■ Task goal ■
Lines containing the string "staff" are to be counted; report only how many there are.

* START *

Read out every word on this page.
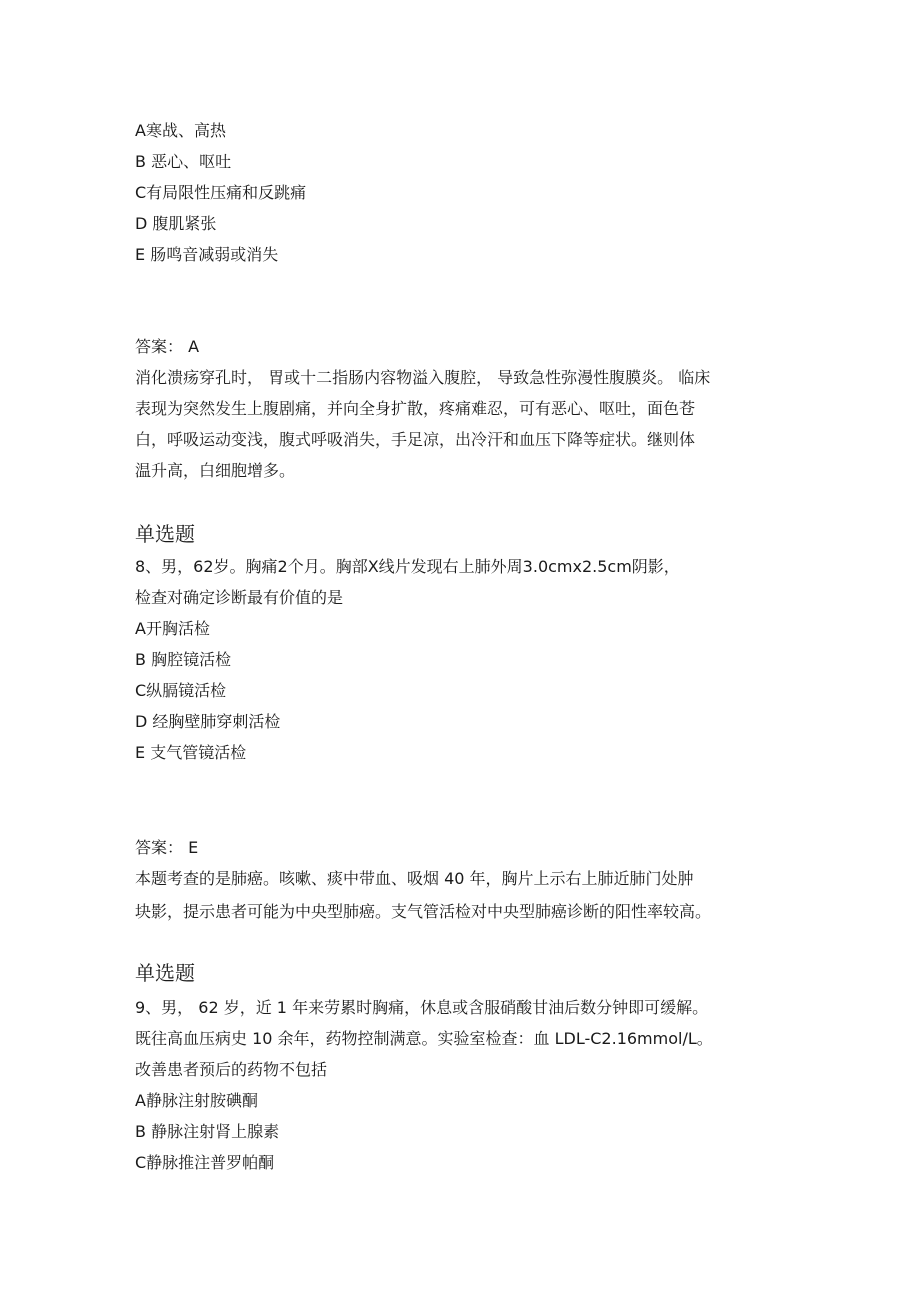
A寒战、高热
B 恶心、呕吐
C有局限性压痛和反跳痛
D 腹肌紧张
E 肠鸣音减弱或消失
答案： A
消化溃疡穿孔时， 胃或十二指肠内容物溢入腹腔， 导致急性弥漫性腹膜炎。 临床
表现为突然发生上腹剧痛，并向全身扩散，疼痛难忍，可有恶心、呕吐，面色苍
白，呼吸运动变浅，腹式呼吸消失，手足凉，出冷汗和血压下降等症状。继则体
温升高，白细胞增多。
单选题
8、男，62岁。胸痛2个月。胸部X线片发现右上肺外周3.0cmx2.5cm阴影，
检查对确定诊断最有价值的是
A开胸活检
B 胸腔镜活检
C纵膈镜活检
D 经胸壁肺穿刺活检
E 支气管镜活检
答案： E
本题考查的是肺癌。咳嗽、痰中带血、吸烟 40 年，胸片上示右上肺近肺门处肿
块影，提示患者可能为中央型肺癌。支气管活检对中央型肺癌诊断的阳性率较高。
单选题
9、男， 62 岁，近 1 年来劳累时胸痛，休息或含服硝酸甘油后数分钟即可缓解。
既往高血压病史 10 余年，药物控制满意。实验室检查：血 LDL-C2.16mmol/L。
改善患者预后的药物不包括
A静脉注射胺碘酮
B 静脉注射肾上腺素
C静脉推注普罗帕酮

* END *
* START *

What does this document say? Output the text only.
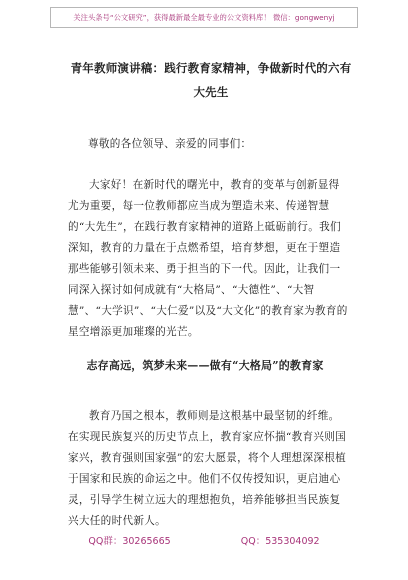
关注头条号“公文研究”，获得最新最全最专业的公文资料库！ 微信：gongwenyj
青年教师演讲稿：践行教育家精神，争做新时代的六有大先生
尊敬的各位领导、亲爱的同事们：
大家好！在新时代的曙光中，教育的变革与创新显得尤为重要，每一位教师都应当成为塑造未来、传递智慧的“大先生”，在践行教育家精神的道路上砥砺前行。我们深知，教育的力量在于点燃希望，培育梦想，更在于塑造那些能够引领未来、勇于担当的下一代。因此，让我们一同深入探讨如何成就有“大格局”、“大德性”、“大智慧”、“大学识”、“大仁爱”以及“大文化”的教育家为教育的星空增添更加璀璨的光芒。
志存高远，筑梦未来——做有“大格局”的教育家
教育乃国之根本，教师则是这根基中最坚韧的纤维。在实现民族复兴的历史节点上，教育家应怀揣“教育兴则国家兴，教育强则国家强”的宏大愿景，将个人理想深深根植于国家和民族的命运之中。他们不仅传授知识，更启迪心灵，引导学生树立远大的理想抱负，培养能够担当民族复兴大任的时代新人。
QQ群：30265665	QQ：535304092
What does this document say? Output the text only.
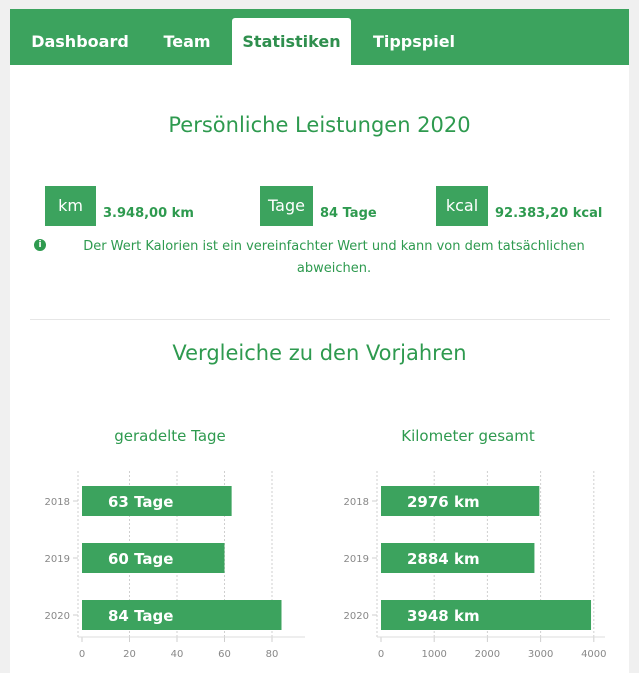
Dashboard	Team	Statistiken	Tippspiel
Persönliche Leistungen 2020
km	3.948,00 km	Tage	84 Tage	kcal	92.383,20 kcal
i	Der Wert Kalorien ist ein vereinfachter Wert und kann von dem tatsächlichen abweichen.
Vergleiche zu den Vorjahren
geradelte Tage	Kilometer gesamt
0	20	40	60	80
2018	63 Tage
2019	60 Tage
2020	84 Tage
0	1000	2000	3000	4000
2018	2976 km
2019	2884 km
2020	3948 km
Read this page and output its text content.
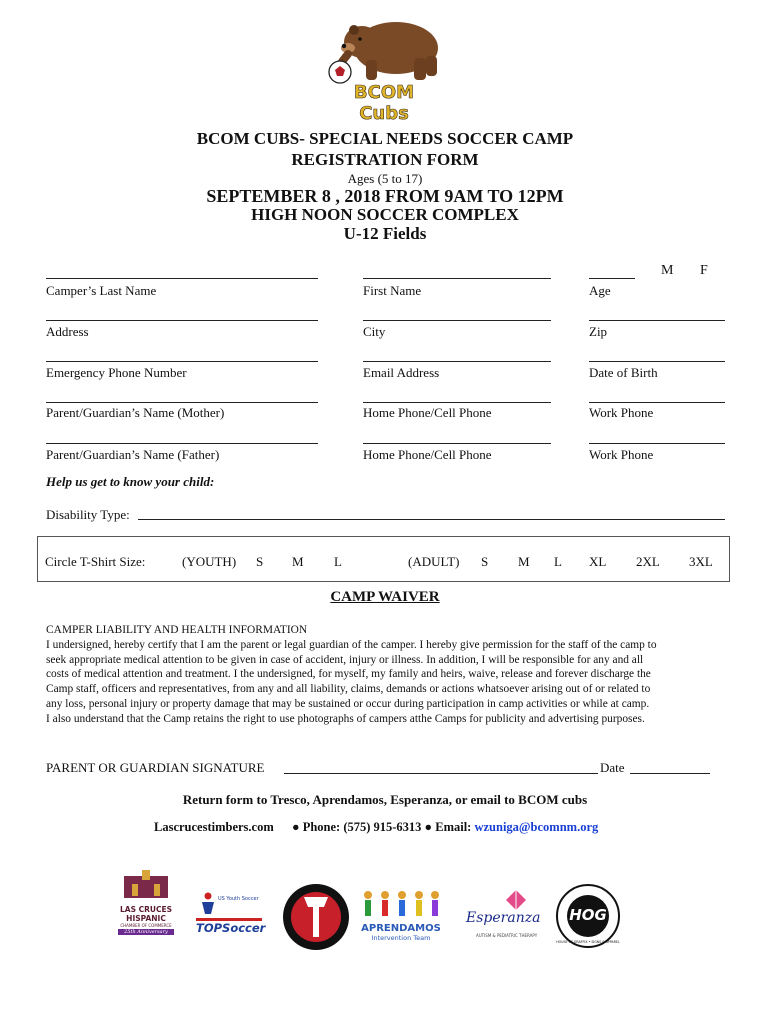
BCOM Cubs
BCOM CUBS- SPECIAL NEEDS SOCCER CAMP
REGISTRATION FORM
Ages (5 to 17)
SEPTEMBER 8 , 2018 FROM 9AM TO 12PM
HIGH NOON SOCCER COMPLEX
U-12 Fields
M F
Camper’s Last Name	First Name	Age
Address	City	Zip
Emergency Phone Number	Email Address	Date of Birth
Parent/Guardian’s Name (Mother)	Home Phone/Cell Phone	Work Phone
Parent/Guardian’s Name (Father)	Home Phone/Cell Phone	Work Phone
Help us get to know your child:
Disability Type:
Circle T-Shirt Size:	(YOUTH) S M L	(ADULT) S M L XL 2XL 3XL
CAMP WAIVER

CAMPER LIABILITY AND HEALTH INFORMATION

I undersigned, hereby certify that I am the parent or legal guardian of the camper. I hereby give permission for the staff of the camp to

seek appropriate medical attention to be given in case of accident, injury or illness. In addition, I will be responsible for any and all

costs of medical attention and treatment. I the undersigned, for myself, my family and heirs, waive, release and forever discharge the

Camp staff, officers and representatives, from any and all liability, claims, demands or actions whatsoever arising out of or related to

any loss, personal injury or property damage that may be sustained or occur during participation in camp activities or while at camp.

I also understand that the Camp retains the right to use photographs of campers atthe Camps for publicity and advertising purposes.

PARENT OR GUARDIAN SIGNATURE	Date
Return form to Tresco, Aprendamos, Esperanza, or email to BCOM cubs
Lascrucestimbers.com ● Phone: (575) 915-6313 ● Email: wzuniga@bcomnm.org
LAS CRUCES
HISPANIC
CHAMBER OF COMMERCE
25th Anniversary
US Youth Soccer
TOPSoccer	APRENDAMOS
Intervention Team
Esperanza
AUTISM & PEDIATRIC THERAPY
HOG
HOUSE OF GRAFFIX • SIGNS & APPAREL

* END *

■ Complete response ■
2